--- Tasks for this exercise ---
1 – List the names of the temporary variables used in the code samples of the forum thread about swapping array cells.
2 – Please answer these questions on the forum thread about swapping array cells:
(a) What type are the two parameters of SwapInt?
(b) To whom is the quote about debugging attributed?
(c) In the last code sample, what value must x and y stay below?
3 – Carry on the forum thread about swapping array cells from its last line.

SwapStruct could be just a basic swaping function. It could be modelled like a SwapInt, which goes like this:

void SwapInt(int& a, int& b)
{
int temp = a;
a = b;
b = temp;
}

Hope this helps
What about

  int x,y;for( x = 0; x < columns/2; ++x )for( y = 0; y < rows; ++y ){  cell_t tmp; // assuming cell_t is the type of your cell;  tmp = cell[x][y];  cell[x][y] = cell[columns - x - 1][y]    cell[columns - x - 1][y] = tmp;};  
"Debugging is twice as hard as writing the code in the first place. Therefore, if you write the code as cleverly as possible, you are, by definition, not smart enough to debug it." — Brian W. Kernighan
I was going to let him/her do the optimization etc., but that''s great too.
How did you do that ? You type like they do... (You beat me to it ;p )
"Debugging is twice as hard as writing the code in the first place. Therefore, if you write the code as cleverly as possible, you are, by definition, not smart enough to debug it." — Brian W. Kernighan
this is what I have, but it doesn''t work:

  	Cell temp2;	for ( int x = 0; x < 10; x++ )	{		for ( int y = 0; y < 10; y++ )		{			temp2 = cell[ y ][ x ];			cell[ y ][ x ] = cell[ 10 - y - 1 ][ x ];			cell[ 10 - y - 1][ x ] = temp2;		}	}  


Should this work?

--- Data section ---

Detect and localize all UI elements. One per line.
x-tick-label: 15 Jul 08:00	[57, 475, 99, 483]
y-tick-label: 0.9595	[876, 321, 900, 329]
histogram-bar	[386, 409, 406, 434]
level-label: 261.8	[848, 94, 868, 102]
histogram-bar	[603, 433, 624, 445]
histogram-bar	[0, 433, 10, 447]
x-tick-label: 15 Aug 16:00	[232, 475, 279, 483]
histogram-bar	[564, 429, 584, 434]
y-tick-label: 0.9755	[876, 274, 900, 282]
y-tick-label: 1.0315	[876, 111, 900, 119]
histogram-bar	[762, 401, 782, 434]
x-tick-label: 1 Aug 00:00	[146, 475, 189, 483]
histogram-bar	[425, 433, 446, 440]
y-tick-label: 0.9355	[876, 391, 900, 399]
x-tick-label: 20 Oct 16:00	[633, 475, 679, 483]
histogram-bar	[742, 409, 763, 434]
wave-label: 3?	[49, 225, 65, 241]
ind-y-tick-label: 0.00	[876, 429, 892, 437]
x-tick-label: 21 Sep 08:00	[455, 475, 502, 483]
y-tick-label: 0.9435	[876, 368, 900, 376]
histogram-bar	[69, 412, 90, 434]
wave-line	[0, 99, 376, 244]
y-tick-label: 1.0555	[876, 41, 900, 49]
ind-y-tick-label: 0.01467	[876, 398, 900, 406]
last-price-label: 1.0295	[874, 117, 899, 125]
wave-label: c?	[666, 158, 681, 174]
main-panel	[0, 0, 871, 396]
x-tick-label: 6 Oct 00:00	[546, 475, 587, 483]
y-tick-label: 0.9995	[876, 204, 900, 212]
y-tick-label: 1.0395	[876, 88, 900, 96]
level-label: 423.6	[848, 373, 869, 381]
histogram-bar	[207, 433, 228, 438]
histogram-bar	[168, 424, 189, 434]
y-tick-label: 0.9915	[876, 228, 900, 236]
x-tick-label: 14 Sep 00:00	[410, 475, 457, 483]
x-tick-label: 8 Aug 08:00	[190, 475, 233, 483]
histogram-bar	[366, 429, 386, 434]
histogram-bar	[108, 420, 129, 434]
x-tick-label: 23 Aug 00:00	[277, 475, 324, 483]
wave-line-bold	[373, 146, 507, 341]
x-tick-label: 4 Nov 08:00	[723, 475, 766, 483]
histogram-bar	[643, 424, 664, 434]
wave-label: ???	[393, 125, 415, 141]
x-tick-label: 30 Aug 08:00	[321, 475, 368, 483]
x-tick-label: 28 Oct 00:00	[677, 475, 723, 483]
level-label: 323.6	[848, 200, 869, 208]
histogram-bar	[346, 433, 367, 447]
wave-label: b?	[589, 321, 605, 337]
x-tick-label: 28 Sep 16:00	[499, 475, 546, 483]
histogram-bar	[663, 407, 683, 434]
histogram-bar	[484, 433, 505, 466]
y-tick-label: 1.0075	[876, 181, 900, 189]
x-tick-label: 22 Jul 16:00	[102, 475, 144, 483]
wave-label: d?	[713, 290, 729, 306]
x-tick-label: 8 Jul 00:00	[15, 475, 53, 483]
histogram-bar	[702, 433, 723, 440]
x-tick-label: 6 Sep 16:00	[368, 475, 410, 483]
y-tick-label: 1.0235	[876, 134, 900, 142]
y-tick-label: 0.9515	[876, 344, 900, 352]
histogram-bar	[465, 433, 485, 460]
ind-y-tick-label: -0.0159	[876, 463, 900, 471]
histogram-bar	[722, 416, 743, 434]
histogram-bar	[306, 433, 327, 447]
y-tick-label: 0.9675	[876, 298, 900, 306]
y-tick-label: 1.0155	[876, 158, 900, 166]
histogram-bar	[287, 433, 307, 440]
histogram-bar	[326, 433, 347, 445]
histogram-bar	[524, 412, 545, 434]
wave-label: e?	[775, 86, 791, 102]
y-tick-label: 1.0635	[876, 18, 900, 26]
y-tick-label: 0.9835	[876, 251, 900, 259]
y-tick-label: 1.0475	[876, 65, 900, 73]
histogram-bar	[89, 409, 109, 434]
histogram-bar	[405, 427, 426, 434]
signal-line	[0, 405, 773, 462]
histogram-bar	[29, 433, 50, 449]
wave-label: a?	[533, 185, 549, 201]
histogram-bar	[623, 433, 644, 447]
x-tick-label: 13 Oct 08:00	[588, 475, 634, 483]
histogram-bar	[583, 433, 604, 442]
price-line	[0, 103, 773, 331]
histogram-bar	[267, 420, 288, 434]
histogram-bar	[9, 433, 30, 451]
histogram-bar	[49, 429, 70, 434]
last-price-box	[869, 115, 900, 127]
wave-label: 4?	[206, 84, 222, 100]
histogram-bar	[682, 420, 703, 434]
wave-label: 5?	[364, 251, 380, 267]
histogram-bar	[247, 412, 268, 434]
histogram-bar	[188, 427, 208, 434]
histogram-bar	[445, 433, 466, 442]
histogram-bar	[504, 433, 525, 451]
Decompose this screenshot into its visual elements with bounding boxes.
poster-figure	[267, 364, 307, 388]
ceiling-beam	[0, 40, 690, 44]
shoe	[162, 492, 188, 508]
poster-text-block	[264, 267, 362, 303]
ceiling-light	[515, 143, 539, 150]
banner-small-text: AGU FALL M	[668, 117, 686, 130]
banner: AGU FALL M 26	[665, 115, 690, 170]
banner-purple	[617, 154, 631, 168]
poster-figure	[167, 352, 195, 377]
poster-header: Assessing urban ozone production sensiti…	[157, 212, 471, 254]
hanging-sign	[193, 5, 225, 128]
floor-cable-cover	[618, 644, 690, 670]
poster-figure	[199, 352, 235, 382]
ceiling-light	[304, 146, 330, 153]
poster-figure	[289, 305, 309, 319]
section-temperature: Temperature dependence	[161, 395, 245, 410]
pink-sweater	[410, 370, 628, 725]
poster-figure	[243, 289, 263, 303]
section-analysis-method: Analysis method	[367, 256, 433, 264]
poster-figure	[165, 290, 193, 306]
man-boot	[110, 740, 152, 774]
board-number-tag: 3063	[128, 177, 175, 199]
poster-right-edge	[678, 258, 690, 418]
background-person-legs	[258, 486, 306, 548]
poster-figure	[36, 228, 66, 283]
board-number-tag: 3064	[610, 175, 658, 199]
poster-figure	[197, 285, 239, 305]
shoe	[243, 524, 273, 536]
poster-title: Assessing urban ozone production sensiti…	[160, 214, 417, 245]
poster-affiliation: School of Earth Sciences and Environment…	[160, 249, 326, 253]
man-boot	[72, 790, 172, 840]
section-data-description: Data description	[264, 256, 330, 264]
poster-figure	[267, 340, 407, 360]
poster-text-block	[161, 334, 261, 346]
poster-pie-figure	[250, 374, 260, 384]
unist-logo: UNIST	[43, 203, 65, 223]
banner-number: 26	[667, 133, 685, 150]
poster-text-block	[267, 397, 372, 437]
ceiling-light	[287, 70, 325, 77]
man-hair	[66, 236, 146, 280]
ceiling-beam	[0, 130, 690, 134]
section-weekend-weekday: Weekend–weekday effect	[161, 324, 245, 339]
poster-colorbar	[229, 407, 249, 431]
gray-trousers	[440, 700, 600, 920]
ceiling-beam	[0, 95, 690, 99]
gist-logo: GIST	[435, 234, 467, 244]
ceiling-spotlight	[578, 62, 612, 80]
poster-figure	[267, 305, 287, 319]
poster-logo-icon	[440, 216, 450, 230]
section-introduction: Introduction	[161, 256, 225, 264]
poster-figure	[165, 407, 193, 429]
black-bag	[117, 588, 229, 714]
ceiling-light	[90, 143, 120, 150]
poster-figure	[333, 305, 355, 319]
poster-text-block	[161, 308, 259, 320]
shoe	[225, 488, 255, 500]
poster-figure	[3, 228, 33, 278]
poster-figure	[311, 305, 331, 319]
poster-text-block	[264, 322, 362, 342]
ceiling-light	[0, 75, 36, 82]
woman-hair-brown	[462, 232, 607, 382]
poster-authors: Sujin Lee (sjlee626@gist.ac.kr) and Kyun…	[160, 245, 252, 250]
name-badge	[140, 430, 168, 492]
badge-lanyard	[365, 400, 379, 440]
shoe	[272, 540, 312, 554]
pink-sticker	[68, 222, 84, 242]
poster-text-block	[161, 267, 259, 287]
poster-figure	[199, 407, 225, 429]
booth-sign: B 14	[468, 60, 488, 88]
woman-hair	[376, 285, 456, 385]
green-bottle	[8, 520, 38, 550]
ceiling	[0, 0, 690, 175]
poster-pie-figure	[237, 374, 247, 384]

--- Answers to this exercise ---
1 –
temp
tmp
temp2

2 –
(a) int& (references to int)
(b) Brian W. Kernighan
(c) 10

3 –
No, you are flipping your cells twice : when y goes from 0 to 4 then when y goes from 5 to 10.

basically you are doing

swap( 0, 10 );
.
.
.
swap( 10, 0 );

You must stop in the middle.
"Debugging is twice as hard as writing the code in the first place. Therefore, if you write the code as cleverly as possible, you are, by definition, not smart enough to debug it." — Brian W. Kernighan
One more q...when I use the cell tmp2 variable do I also have to pass the members of the cell struct, like this:

temp2 = cell[ x ][ y ];
and then...

temp2.symbol = cell[ x ][ y ].symbol;

or does the first line pass all the members anyway?
No, that''s the advantage of using a struct (or a *SIMPLE* class (i.e. one for which you don''t have to write your own assignment operator...)).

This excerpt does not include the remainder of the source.